• [Chart and figure data]
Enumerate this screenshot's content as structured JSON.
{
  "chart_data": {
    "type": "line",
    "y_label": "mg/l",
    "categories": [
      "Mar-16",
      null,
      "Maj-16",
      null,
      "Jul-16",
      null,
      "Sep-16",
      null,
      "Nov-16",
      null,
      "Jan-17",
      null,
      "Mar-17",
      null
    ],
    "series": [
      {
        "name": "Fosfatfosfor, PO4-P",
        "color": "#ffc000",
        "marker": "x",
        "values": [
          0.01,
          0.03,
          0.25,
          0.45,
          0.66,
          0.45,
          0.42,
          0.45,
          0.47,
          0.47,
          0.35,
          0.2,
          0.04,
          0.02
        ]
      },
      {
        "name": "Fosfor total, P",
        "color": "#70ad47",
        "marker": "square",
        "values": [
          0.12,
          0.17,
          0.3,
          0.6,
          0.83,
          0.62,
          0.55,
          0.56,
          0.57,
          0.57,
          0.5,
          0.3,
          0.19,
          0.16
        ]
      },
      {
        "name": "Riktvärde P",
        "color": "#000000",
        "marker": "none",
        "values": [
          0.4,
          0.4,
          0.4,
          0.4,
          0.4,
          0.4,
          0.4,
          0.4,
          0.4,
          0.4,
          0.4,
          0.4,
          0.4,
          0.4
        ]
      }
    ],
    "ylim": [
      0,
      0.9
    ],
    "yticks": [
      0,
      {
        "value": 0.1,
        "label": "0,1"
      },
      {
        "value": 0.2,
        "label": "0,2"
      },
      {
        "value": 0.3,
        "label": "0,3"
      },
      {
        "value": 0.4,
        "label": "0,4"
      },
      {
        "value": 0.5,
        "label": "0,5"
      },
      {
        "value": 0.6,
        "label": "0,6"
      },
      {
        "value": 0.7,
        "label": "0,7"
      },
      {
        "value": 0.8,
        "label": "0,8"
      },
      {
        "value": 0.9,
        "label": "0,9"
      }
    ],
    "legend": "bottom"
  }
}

• [To be done] Check the data for the word "name" and pull out the lines that have it.

• [Finished task]
        "name": "Fosfatfosfor, PO4-P",
        "name": "Fosfor total, P",
        "name": "Riktvärde P",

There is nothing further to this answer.